__Your instructions__
Using the listing below, please gather every line containing the word "this".

[Part of a data file]
## START
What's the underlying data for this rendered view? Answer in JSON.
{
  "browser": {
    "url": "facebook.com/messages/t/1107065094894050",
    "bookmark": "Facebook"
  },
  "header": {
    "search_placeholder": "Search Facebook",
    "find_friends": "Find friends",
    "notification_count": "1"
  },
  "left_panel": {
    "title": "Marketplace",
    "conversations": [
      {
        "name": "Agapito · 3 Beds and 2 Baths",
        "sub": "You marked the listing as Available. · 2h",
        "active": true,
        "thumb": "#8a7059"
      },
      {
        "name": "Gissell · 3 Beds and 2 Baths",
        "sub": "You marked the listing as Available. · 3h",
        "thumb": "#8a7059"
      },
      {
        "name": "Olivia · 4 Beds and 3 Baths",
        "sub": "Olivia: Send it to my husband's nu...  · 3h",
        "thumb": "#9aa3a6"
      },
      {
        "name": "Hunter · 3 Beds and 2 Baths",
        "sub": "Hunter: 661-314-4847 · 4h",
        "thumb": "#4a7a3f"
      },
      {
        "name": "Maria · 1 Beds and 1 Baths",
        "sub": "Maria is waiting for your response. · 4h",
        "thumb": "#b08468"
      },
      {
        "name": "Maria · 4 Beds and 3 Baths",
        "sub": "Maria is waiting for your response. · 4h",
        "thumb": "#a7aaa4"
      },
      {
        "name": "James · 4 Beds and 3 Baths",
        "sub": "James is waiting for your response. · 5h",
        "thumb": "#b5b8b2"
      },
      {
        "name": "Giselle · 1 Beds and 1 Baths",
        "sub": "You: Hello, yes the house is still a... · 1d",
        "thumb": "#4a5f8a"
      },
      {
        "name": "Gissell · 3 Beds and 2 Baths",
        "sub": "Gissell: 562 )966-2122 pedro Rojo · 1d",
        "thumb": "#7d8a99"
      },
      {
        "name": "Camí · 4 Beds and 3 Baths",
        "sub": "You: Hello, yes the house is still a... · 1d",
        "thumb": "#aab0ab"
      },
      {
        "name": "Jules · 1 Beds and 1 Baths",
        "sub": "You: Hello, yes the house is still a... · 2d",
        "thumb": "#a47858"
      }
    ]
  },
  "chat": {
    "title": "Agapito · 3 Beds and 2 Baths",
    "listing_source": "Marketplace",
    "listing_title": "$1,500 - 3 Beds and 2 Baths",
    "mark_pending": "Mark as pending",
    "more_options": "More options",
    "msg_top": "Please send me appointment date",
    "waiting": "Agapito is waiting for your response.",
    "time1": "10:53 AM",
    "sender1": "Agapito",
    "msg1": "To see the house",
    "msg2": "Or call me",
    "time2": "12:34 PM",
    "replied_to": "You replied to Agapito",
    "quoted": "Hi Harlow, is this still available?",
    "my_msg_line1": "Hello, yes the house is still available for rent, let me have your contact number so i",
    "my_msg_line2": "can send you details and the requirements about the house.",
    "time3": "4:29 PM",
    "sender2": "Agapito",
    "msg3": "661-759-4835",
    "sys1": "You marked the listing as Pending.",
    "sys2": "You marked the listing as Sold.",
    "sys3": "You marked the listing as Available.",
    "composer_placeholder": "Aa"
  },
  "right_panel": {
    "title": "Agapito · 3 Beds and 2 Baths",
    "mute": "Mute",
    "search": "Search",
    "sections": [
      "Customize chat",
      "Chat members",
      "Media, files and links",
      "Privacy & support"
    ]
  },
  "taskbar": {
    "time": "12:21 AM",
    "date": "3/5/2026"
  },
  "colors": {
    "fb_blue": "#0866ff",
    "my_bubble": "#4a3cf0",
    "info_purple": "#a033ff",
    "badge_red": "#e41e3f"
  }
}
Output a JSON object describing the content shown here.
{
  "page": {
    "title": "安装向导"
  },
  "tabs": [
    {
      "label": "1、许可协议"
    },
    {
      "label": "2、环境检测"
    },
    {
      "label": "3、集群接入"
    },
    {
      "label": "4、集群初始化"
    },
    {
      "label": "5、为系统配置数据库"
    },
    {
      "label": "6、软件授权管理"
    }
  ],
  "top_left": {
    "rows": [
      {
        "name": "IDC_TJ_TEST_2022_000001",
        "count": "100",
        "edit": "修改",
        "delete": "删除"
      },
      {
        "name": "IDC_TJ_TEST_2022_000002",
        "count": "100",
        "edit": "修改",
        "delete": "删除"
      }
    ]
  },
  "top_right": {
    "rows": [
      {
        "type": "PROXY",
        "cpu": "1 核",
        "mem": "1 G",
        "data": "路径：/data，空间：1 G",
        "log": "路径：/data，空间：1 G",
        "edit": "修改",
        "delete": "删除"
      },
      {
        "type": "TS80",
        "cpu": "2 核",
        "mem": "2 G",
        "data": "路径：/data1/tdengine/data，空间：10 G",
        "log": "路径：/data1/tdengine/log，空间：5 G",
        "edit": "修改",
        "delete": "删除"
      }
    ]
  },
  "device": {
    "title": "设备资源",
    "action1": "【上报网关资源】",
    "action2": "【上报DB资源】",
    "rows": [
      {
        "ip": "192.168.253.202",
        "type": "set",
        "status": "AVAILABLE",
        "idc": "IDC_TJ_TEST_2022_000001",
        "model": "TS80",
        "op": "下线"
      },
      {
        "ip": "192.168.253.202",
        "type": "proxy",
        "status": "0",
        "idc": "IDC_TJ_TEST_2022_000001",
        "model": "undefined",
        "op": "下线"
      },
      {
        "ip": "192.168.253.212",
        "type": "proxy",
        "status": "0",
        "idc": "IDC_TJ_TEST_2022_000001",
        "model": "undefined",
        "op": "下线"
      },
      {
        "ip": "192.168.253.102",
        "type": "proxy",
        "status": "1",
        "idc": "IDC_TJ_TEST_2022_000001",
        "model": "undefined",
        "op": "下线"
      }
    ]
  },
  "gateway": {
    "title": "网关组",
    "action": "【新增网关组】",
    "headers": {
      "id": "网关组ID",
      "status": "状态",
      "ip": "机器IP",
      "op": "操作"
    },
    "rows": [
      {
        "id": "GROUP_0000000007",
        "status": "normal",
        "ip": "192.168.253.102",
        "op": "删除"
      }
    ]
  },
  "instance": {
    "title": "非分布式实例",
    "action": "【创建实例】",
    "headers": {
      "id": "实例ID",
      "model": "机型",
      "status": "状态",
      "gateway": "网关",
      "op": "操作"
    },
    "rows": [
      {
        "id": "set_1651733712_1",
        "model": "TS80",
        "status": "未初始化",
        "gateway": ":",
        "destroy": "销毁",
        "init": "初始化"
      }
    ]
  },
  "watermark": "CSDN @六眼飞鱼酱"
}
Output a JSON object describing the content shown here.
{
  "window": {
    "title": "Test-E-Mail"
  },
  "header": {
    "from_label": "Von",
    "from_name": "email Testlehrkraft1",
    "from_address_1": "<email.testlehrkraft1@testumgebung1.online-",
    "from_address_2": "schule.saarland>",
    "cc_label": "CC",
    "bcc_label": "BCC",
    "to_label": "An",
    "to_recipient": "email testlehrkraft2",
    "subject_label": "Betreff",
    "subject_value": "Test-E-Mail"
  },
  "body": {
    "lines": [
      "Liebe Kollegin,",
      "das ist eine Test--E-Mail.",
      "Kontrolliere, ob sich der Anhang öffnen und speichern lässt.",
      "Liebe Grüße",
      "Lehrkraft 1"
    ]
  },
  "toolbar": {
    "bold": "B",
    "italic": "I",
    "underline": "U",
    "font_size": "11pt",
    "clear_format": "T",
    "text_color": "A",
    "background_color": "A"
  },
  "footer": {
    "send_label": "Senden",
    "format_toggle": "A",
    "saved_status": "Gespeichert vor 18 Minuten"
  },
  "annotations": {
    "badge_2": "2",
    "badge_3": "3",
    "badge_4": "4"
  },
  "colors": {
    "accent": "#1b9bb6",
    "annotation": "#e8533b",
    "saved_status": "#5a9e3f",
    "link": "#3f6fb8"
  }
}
## END
__Result__
What's the underlying data for this rendered view? Answer in JSON.
    "quoted": "Hi Harlow, is this still available?",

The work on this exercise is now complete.